━━ Data shown ━━
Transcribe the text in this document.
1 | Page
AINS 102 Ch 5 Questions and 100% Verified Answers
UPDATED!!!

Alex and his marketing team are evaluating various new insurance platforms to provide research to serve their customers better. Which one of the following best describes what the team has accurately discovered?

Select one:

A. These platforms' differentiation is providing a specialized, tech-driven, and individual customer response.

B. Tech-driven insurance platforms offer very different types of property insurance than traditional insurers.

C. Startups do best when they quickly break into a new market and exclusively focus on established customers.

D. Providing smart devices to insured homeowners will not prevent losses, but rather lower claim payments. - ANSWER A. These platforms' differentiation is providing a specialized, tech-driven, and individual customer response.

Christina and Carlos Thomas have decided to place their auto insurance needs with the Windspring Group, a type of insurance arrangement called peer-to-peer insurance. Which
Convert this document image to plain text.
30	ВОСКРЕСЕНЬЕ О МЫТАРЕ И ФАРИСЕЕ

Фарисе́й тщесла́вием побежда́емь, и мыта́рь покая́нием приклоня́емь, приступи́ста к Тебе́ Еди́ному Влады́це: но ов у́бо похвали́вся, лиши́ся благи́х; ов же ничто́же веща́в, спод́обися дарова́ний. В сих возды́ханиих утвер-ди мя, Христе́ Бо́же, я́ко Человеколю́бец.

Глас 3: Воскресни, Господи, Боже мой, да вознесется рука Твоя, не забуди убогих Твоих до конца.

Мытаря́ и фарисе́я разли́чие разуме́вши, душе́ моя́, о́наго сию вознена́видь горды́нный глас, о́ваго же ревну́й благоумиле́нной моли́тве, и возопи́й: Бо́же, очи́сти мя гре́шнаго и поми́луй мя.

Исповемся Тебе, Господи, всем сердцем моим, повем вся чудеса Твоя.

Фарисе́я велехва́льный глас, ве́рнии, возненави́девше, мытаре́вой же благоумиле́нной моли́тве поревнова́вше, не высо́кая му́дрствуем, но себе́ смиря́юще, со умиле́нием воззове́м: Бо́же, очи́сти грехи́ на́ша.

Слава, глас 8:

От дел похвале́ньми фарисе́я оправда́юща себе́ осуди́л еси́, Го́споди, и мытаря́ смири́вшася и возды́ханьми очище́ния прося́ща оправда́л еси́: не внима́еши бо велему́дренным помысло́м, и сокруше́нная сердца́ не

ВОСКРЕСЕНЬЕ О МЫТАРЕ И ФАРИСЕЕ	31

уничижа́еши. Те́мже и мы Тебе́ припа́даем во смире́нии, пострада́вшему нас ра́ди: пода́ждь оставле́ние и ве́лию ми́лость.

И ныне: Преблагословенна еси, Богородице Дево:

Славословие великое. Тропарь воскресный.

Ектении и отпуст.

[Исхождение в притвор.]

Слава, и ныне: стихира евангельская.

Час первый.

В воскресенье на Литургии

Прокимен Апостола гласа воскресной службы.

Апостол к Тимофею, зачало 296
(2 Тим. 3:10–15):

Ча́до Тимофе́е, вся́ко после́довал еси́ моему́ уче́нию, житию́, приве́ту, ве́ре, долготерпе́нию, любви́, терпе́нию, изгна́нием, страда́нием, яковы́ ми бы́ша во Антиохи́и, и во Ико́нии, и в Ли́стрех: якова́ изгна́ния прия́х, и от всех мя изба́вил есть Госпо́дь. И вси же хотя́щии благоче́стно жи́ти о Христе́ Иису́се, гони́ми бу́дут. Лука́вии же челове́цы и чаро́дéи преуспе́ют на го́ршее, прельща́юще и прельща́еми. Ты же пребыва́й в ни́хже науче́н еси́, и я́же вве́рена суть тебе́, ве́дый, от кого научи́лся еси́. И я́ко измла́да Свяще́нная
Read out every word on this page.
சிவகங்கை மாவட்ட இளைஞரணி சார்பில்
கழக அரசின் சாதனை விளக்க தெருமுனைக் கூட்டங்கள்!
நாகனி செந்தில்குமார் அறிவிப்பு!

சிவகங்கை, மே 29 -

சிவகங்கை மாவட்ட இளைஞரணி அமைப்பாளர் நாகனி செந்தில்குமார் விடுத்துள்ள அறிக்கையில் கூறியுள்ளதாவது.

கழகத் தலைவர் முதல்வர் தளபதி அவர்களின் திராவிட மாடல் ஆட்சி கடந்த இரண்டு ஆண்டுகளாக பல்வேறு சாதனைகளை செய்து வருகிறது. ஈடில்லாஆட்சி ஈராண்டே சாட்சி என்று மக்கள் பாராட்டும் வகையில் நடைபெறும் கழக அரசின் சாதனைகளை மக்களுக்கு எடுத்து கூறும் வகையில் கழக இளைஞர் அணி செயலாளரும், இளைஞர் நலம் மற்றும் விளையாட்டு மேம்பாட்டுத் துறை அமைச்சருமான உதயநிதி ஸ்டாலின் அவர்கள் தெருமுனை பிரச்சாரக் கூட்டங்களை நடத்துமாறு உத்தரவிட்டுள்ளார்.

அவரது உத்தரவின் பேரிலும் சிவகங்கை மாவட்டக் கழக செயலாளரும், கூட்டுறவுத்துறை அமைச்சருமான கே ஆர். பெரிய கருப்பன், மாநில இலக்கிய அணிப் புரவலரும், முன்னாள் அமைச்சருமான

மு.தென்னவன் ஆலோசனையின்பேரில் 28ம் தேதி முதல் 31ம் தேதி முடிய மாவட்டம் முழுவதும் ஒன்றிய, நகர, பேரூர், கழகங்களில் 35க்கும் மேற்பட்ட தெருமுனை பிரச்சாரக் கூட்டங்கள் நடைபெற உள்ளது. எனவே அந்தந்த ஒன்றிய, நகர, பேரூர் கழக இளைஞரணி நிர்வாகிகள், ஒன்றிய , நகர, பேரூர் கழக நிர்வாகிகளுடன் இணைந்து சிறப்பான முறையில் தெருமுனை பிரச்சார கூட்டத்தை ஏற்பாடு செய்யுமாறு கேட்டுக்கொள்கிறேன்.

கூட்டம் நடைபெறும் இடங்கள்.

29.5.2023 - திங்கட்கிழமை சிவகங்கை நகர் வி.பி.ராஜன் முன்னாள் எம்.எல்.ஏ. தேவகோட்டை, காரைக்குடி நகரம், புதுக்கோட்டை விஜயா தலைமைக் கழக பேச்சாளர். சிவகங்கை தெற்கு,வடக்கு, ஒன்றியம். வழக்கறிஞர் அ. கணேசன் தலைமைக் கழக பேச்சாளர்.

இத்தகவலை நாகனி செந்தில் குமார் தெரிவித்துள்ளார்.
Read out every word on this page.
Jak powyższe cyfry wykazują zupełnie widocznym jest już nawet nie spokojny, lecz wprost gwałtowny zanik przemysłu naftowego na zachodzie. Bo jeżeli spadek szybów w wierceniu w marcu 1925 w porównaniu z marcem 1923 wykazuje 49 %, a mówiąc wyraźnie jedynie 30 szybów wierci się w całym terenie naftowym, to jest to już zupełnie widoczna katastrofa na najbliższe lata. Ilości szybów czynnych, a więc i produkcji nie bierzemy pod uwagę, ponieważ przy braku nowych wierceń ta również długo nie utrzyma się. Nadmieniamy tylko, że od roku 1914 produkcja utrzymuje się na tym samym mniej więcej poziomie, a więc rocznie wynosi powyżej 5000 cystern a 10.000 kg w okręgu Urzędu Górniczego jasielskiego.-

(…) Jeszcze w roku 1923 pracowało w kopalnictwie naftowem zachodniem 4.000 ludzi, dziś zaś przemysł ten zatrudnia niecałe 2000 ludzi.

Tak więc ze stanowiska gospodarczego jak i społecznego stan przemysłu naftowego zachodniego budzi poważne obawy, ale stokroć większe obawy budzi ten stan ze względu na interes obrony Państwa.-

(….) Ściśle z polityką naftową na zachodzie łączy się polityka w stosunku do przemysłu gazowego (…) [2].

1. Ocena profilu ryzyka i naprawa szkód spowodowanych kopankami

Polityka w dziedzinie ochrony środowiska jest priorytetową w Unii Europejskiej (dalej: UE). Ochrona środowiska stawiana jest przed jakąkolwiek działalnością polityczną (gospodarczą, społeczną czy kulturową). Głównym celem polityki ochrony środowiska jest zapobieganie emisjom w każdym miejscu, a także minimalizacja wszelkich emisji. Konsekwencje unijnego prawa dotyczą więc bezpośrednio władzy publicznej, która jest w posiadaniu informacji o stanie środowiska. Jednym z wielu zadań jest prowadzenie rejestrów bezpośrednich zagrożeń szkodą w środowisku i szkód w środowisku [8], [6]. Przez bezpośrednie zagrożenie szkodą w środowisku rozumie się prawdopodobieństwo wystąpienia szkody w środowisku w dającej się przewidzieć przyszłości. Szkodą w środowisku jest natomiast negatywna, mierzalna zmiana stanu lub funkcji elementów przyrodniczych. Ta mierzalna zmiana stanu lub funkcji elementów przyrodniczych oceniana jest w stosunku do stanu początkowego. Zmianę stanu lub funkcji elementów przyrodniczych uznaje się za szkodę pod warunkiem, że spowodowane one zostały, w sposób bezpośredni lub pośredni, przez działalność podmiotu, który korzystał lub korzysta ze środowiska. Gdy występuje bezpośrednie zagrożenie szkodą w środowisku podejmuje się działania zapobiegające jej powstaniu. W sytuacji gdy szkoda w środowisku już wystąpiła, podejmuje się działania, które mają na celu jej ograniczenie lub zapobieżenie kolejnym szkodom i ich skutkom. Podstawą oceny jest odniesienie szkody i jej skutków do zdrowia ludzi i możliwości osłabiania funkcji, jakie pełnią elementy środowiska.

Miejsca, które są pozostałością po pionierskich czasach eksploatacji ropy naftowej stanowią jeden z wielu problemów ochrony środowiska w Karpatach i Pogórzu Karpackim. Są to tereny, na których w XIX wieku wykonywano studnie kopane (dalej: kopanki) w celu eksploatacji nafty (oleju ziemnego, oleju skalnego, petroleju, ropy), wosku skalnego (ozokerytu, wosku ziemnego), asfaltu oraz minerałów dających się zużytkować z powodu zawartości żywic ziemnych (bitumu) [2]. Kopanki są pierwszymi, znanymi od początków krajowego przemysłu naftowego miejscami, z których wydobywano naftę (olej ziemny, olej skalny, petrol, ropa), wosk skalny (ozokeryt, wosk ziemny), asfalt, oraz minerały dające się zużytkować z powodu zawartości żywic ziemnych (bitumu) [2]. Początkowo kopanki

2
━━━
Return each line among the entries that holds the word "platforms".

Alex and his marketing team are evaluating various new insurance platforms to provide research to serve their customers better. Which one of the following best describes what the team has accurately discovered?
A. These platforms' differentiation is providing a specialized, tech-driven, and individual customer response.
B. Tech-driven insurance platforms offer very different types of property insurance than traditional insurers.
D. Providing smart devices to insured homeowners will not prevent losses, but rather lower claim payments. - ANSWER A. These platforms' differentiation is providing a specialized, tech-driven, and individual customer response.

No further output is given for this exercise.